• **Directions**
The records should be repeated word for word, pictures excluded.

Rows from a figure dataset:

-- BEGIN --

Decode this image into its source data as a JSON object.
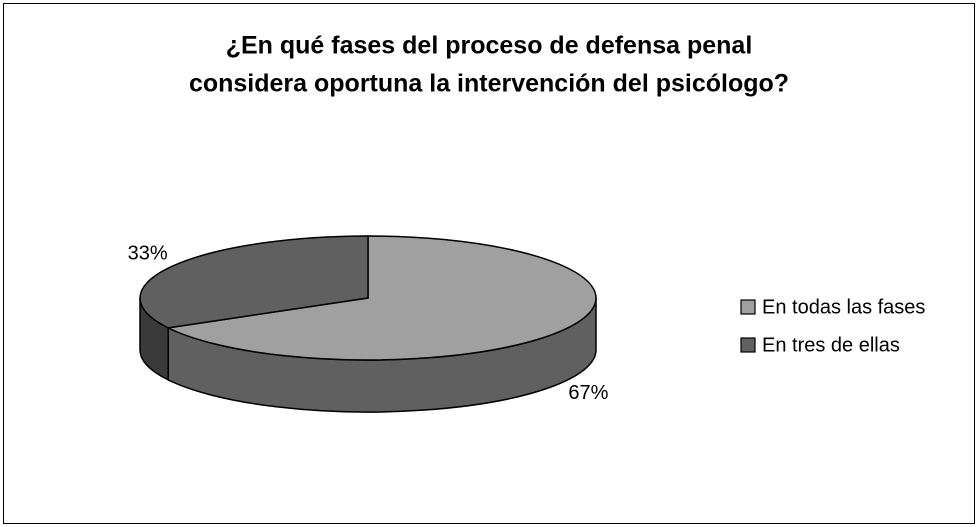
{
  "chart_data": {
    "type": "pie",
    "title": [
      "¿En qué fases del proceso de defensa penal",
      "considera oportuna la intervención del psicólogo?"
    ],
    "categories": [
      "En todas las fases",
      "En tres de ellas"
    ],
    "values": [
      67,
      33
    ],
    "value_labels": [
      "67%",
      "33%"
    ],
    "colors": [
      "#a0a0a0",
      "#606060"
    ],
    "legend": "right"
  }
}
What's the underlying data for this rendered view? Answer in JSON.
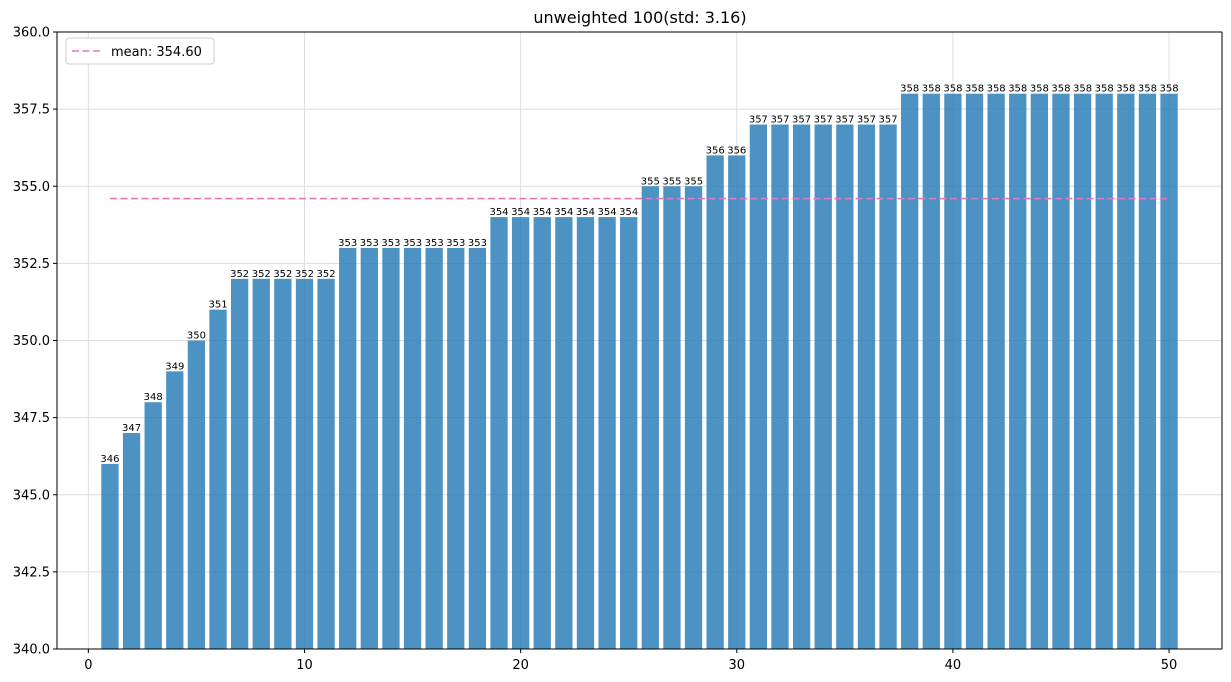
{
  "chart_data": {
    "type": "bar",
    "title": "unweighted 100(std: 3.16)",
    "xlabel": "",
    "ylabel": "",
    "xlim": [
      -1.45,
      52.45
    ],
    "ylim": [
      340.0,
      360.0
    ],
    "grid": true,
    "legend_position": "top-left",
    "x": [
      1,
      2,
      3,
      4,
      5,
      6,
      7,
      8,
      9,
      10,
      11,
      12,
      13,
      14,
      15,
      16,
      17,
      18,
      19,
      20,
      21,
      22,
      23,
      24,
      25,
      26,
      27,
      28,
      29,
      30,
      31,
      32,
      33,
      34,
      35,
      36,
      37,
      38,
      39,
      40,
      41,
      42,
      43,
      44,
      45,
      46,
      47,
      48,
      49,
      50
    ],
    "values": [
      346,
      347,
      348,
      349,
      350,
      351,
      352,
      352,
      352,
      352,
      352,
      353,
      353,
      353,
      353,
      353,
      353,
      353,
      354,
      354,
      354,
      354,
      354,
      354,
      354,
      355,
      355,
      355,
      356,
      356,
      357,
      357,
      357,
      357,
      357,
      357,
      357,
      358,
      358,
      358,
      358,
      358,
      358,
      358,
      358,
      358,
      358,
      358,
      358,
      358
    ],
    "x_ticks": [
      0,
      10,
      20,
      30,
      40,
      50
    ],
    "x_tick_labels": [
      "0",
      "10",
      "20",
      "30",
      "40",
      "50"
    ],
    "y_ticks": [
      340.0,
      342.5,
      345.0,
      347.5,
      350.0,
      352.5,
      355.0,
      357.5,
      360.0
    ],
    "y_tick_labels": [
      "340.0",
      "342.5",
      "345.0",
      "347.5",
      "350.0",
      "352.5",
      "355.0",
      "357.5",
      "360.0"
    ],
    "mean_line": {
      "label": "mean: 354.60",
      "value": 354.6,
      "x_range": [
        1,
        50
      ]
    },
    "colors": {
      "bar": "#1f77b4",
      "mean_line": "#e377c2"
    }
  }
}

-- END --

• **Full output**
Decode this image into its source data as a JSON object.
{
  "chart_data": {
    "type": "pie",
    "title": [
      "¿En qué fases del proceso de defensa penal",
      "considera oportuna la intervención del psicólogo?"
    ],
    "categories": [
      "En todas las fases",
      "En tres de ellas"
    ],
    "values": [
      67,
      33
    ],
    "value_labels": [
      "67%",
      "33%"
    ],
    "colors": [
      "#a0a0a0",
      "#606060"
    ],
    "legend": "right"
  }
}
What's the underlying data for this rendered view? Answer in JSON.
{
  "chart_data": {
    "type": "bar",
    "title": "unweighted 100(std: 3.16)",
    "xlabel": "",
    "ylabel": "",
    "xlim": [
      -1.45,
      52.45
    ],
    "ylim": [
      340.0,
      360.0
    ],
    "grid": true,
    "legend_position": "top-left",
    "x": [
      1,
      2,
      3,
      4,
      5,
      6,
      7,
      8,
      9,
      10,
      11,
      12,
      13,
      14,
      15,
      16,
      17,
      18,
      19,
      20,
      21,
      22,
      23,
      24,
      25,
      26,
      27,
      28,
      29,
      30,
      31,
      32,
      33,
      34,
      35,
      36,
      37,
      38,
      39,
      40,
      41,
      42,
      43,
      44,
      45,
      46,
      47,
      48,
      49,
      50
    ],
    "values": [
      346,
      347,
      348,
      349,
      350,
      351,
      352,
      352,
      352,
      352,
      352,
      353,
      353,
      353,
      353,
      353,
      353,
      353,
      354,
      354,
      354,
      354,
      354,
      354,
      354,
      355,
      355,
      355,
      356,
      356,
      357,
      357,
      357,
      357,
      357,
      357,
      357,
      358,
      358,
      358,
      358,
      358,
      358,
      358,
      358,
      358,
      358,
      358,
      358,
      358
    ],
    "x_ticks": [
      0,
      10,
      20,
      30,
      40,
      50
    ],
    "x_tick_labels": [
      "0",
      "10",
      "20",
      "30",
      "40",
      "50"
    ],
    "y_ticks": [
      340.0,
      342.5,
      345.0,
      347.5,
      350.0,
      352.5,
      355.0,
      357.5,
      360.0
    ],
    "y_tick_labels": [
      "340.0",
      "342.5",
      "345.0",
      "347.5",
      "350.0",
      "352.5",
      "355.0",
      "357.5",
      "360.0"
    ],
    "mean_line": {
      "label": "mean: 354.60",
      "value": 354.6,
      "x_range": [
        1,
        50
      ]
    },
    "colors": {
      "bar": "#1f77b4",
      "mean_line": "#e377c2"
    }
  }
}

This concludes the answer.